### Stated goal
Give the number of lines in the data that hold the word "page", and nothing else.

### Stored records
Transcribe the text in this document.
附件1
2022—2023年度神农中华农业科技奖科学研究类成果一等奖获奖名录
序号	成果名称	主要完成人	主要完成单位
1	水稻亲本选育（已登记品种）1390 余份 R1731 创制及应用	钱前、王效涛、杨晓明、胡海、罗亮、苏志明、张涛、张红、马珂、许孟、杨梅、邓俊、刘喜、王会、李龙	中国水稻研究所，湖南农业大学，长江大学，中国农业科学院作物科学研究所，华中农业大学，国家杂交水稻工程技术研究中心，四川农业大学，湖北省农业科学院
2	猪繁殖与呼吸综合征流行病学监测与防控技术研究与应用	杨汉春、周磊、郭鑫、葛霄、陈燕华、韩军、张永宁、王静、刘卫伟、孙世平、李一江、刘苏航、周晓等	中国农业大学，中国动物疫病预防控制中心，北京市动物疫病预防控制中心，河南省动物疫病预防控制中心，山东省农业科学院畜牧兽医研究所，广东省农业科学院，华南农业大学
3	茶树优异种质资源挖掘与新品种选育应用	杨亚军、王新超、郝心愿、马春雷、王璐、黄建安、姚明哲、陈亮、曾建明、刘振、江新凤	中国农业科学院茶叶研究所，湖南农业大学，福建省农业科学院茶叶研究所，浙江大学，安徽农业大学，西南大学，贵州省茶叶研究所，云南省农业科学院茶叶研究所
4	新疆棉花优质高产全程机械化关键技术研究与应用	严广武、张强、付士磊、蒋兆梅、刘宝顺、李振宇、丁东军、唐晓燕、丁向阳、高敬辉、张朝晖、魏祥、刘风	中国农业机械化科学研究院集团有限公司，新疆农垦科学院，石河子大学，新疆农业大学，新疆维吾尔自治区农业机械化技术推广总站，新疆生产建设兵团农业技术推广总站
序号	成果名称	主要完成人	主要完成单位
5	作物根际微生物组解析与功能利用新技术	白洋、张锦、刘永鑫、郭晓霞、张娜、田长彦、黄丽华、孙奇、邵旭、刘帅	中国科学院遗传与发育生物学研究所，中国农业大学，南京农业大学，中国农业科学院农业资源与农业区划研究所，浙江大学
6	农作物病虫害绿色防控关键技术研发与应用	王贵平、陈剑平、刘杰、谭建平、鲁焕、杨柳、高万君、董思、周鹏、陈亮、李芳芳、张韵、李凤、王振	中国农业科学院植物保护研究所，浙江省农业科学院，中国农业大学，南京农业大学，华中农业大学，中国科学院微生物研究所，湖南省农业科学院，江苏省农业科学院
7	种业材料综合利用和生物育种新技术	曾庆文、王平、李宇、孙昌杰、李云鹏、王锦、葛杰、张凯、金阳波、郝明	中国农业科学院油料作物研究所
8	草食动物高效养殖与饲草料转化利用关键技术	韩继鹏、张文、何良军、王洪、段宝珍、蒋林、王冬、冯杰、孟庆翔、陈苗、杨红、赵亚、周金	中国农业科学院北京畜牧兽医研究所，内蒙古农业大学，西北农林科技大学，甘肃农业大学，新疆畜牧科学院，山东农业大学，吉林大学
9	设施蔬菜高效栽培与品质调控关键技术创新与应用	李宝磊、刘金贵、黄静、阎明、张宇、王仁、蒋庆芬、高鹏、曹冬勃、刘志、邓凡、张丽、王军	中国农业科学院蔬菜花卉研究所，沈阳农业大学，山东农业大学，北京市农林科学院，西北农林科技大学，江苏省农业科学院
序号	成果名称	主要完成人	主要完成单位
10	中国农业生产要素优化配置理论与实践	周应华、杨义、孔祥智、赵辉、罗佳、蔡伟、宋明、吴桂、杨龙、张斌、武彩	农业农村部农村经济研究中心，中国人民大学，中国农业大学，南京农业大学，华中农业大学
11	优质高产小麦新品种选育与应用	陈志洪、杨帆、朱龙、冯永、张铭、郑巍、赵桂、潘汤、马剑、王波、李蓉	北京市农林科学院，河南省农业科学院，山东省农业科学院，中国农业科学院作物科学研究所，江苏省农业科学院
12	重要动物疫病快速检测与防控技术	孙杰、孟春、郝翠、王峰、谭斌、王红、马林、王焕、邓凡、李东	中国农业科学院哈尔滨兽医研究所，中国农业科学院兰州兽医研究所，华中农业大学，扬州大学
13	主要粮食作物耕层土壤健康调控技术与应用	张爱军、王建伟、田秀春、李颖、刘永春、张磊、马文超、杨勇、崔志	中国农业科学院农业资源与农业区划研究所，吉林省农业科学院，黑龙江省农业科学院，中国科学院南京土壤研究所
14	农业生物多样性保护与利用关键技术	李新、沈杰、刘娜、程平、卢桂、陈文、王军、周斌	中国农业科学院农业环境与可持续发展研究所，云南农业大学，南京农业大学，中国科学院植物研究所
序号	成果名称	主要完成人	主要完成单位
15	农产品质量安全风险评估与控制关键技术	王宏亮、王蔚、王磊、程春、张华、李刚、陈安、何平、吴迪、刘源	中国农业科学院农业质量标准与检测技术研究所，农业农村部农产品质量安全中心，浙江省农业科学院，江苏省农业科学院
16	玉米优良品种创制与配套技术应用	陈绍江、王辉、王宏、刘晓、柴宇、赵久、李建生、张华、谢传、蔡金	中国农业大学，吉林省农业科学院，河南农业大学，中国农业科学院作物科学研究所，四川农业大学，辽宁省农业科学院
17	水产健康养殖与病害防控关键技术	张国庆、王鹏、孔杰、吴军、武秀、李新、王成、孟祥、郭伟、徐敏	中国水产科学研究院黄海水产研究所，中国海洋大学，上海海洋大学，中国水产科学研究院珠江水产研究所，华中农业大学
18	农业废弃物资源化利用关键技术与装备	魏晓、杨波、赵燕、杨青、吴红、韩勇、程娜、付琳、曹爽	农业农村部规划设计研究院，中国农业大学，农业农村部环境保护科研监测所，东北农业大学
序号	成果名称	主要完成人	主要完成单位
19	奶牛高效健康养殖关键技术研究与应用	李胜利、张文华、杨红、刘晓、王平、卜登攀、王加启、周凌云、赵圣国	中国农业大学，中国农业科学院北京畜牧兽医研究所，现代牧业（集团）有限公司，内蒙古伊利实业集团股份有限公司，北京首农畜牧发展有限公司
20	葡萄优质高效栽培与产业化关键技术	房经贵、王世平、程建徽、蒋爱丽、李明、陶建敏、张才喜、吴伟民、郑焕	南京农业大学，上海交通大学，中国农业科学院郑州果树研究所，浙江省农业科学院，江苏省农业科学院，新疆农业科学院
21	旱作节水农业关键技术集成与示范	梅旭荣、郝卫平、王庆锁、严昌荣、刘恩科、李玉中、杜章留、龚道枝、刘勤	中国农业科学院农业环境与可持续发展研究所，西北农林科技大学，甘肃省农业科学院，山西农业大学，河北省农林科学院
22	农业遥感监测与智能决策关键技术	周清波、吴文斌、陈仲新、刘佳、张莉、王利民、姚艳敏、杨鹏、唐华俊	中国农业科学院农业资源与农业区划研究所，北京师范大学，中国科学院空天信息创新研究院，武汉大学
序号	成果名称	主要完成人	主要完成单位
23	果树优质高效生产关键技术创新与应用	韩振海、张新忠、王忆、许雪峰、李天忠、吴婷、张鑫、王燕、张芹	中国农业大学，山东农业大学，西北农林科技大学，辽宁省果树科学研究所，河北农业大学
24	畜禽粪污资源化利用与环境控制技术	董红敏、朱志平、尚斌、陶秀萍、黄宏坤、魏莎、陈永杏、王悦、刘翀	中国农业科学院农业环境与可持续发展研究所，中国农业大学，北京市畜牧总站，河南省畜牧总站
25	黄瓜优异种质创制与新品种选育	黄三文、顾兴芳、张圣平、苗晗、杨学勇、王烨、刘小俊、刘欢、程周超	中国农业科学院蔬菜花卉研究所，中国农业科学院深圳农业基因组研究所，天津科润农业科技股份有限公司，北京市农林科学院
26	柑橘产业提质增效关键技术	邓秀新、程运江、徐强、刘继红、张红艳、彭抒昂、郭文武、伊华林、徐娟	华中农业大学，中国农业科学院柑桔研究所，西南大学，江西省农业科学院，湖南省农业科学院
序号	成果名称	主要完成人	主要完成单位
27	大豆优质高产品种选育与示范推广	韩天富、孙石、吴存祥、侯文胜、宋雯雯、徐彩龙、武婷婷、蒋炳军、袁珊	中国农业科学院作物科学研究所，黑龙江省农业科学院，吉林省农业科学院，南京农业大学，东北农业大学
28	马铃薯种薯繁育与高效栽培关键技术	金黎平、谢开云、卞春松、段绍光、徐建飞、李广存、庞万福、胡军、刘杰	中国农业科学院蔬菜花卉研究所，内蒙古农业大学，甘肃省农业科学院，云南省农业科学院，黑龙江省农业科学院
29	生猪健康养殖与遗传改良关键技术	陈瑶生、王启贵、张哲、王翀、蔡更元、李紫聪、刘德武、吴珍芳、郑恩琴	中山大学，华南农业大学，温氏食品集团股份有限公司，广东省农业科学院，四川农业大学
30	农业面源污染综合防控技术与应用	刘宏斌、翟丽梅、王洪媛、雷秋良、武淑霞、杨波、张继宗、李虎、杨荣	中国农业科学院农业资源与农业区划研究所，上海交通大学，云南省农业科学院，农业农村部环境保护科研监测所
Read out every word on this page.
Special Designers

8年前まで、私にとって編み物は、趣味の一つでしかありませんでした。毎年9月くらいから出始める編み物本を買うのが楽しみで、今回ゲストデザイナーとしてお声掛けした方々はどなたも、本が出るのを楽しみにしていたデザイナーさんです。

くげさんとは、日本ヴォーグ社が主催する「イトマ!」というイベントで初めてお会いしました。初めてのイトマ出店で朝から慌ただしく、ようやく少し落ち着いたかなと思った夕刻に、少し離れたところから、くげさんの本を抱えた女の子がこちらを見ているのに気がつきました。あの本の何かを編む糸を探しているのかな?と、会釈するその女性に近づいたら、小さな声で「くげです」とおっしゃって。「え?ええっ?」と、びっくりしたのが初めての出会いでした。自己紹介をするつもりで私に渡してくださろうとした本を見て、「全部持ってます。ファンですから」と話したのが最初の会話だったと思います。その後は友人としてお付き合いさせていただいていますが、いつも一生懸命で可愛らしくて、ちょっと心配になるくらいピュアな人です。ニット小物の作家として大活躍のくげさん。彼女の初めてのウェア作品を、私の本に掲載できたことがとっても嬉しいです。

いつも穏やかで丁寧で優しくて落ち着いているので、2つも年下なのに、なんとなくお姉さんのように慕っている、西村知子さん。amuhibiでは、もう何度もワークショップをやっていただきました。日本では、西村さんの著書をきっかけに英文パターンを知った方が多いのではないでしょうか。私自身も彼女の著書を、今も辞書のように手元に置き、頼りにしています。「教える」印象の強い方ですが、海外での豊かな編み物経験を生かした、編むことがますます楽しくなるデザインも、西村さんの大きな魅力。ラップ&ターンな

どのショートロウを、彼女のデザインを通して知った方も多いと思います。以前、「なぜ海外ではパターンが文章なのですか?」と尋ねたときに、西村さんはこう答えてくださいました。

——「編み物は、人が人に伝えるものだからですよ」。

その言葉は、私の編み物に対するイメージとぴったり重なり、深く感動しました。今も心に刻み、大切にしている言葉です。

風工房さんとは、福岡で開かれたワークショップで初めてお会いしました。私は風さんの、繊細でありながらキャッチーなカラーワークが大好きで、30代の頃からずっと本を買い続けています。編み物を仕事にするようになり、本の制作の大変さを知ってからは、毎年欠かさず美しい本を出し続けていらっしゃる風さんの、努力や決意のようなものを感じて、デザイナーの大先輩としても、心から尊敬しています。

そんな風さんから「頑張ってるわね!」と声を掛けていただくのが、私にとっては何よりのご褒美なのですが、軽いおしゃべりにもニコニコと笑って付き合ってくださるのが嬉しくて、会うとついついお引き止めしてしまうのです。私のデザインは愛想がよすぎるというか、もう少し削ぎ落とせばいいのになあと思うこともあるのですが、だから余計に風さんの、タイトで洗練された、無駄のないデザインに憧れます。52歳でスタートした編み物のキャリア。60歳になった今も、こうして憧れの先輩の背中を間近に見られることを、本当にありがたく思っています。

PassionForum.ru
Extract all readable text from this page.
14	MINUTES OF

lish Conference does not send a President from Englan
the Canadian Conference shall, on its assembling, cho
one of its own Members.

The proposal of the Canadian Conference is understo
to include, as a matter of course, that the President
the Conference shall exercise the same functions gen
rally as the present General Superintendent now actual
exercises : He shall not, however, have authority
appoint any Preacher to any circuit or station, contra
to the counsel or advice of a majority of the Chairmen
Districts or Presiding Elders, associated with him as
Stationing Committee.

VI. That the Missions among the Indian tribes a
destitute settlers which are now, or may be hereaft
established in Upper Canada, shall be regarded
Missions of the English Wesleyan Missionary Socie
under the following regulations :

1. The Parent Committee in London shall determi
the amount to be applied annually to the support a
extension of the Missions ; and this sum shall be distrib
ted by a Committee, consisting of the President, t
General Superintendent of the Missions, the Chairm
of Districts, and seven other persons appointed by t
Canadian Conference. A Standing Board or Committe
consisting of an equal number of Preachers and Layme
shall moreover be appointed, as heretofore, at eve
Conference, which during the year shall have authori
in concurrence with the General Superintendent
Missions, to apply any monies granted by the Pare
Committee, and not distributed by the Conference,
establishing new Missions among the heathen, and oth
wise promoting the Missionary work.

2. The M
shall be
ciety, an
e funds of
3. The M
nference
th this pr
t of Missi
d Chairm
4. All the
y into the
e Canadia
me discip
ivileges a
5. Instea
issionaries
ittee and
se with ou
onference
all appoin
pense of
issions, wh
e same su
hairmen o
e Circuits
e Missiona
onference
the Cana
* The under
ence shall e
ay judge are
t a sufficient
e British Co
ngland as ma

### Task solution
2